State how many lines of the entries hold the string "وسلم", and nothing more.

** start DATASET RECORDS **

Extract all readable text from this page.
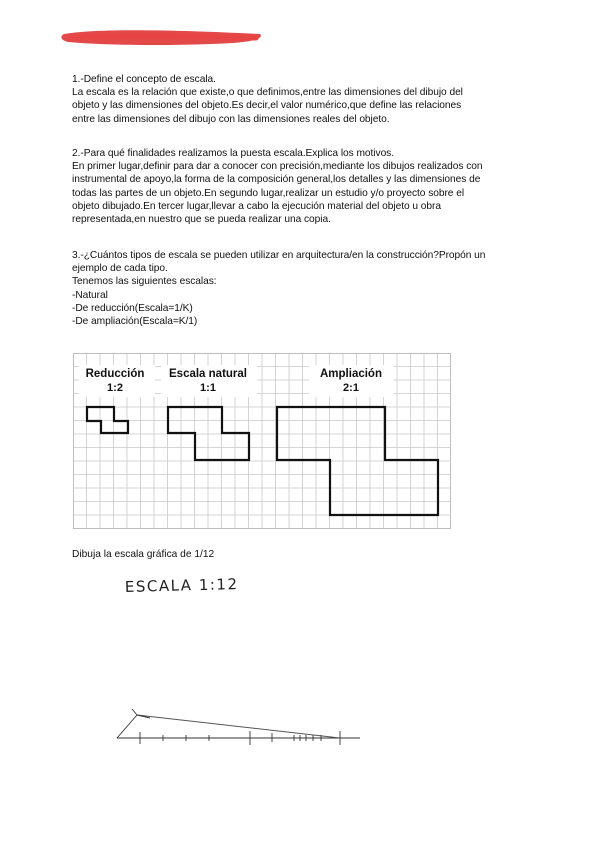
1.-Define el concepto de escala.

La escala es la relación que existe,o que definimos,entre las dimensiones del dibujo del

objeto y las dimensiones del objeto.Es decir,el valor numérico,que define las relaciones

entre las dimensiones del dibujo con las dimensiones reales del objeto.

2.-Para qué finalidades realizamos la puesta escala.Explica los motivos.

En primer lugar,definir para dar a conocer con precisión,mediante los dibujos realizados con

instrumental de apoyo,la forma de la composición general,los detalles y las dimensiones de

todas las partes de un objeto.En segundo lugar,realizar un estudio y/o proyecto sobre el

objeto dibujado.En tercer lugar,llevar a cabo la ejecución material del objeto u obra

representada,en nuestro que se pueda realizar una copia.

3.-¿Cuántos tipos de escala se pueden utilizar en arquitectura/en la construcción?Propón un

ejemplo de cada tipo.

Tenemos las siguientes escalas:

-Natural

-De reducción(Escala=1/K)

-De ampliación(Escala=K/1)

Reducción
1:2
Escala natural
1:1
Ampliación
2:1
Dibuja la escala gráfica de 1/12
ESCALA 1:12
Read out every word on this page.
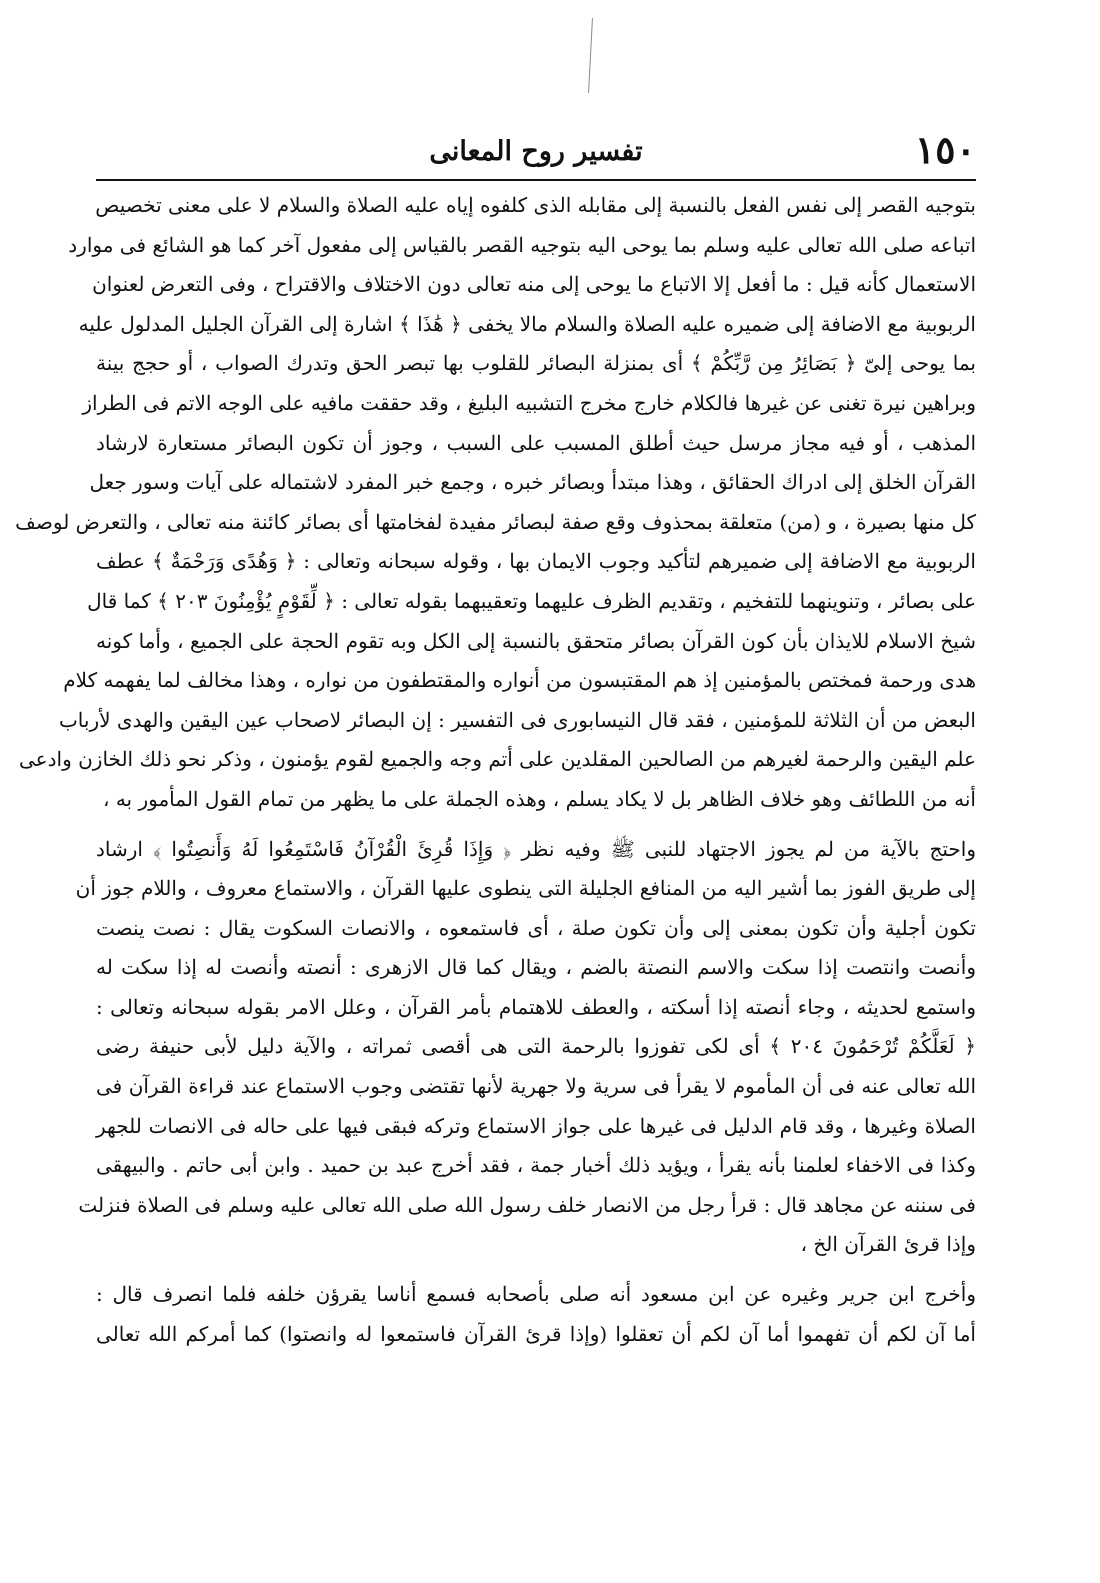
١٥٠
تفسير روح المعانى
بتوجيه القصر إلى نفس الفعل بالنسبة إلى مقابله الذى كلفوه إياه عليه الصلاة والسلام لا على معنى تخصيص
اتباعه صلى الله تعالى عليه وسلم بما يوحى اليه بتوجيه القصر بالقياس إلى مفعول آخر كما هو الشائع فى موارد
الاستعمال كأنه قيل : ما أفعل إلا الاتباع ما يوحى إلى منه تعالى دون الاختلاف والاقتراح ، وفى التعرض لعنوان
الربوبية مع الاضافة إلى ضميره عليه الصلاة والسلام مالا يخفى ﴿ هَٰذَا ﴾ اشارة إلى القرآن الجليل المدلول عليه
بما يوحى إلىّ ﴿ بَصَائِرُ مِن رَّبِّكُمْ ﴾ أى بمنزلة البصائر للقلوب بها تبصر الحق وتدرك الصواب ، أو حجج بينة
وبراهين نيرة تغنى عن غيرها فالكلام خارج مخرج التشبيه البليغ ، وقد حققت مافيه على الوجه الاتم فى الطراز
المذهب ، أو فيه مجاز مرسل حيث أطلق المسبب على السبب ، وجوز أن تكون البصائر مستعارة لارشاد
القرآن الخلق إلى ادراك الحقائق ، وهذا مبتدأ وبصائر خبره ، وجمع خبر المفرد لاشتماله على آيات وسور جعل
كل منها بصيرة ، و (من) متعلقة بمحذوف وقع صفة لبصائر مفيدة لفخامتها أى بصائر كائنة منه تعالى ، والتعرض لوصف
الربوبية مع الاضافة إلى ضميرهم لتأكيد وجوب الايمان بها ، وقوله سبحانه وتعالى : ﴿ وَهُدًى وَرَحْمَةٌ ﴾ عطف
على بصائر ، وتنوينهما للتفخيم ، وتقديم الظرف عليهما وتعقيبهما بقوله تعالى : ﴿ لِّقَوْمٍ يُؤْمِنُونَ ٢٠٣ ﴾ كما قال
شيخ الاسلام للايذان بأن كون القرآن بصائر متحقق بالنسبة إلى الكل وبه تقوم الحجة على الجميع ، وأما كونه
هدى ورحمة فمختص بالمؤمنين إذ هم المقتبسون من أنواره والمقتطفون من نواره ، وهذا مخالف لما يفهمه كلام
البعض من أن الثلاثة للمؤمنين ، فقد قال النيسابورى فى التفسير : إن البصائر لاصحاب عين اليقين والهدى لأرباب
علم اليقين والرحمة لغيرهم من الصالحين المقلدين على أتم وجه والجميع لقوم يؤمنون ، وذكر نحو ذلك الخازن وادعى
أنه من اللطائف وهو خلاف الظاهر بل لا يكاد يسلم ، وهذه الجملة على ما يظهر من تمام القول المأمور به ،
واحتج بالآية من لم يجوز الاجتهاد للنبى ﷺ وفيه نظر ﴿ وَإِذَا قُرِئَ الْقُرْآنُ فَاسْتَمِعُوا لَهُ وَأَنصِتُوا ﴾ ارشاد
إلى طريق الفوز بما أشير اليه من المنافع الجليلة التى ينطوى عليها القرآن ، والاستماع معروف ، واللام جوز أن
تكون أجلية وأن تكون بمعنى إلى وأن تكون صلة ، أى فاستمعوه ، والانصات السكوت يقال : نصت ينصت
وأنصت وانتصت إذا سكت والاسم النصتة بالضم ، ويقال كما قال الازهرى : أنصته وأنصت له إذا سكت له
واستمع لحديثه ، وجاء أنصته إذا أسكته ، والعطف للاهتمام بأمر القرآن ، وعلل الامر بقوله سبحانه وتعالى :
﴿ لَعَلَّكُمْ تُرْحَمُونَ ٢٠٤ ﴾ أى لكى تفوزوا بالرحمة التى هى أقصى ثمراته ، والآية دليل لأبى حنيفة رضى
الله تعالى عنه فى أن المأموم لا يقرأ فى سرية ولا جهرية لأنها تقتضى وجوب الاستماع عند قراءة القرآن فى
الصلاة وغيرها ، وقد قام الدليل فى غيرها على جواز الاستماع وتركه فبقى فيها على حاله فى الانصات للجهر
وكذا فى الاخفاء لعلمنا بأنه يقرأ ، ويؤيد ذلك أخبار جمة ، فقد أخرج عبد بن حميد . وابن أبى حاتم . والبيهقى
فى سننه عن مجاهد قال : قرأ رجل من الانصار خلف رسول الله صلى الله تعالى عليه وسلم فى الصلاة فنزلت
وإذا قرئ القرآن الخ ،
وأخرج ابن جرير وغيره عن ابن مسعود أنه صلى بأصحابه فسمع أناسا يقرؤن خلفه فلما انصرف قال :
أما آن لكم أن تفهموا أما آن لكم أن تعقلوا (وإذا قرئ القرآن فاستمعوا له وانصتوا) كما أمركم الله تعالى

** end DATASET RECORDS **

> _REPLY_: 2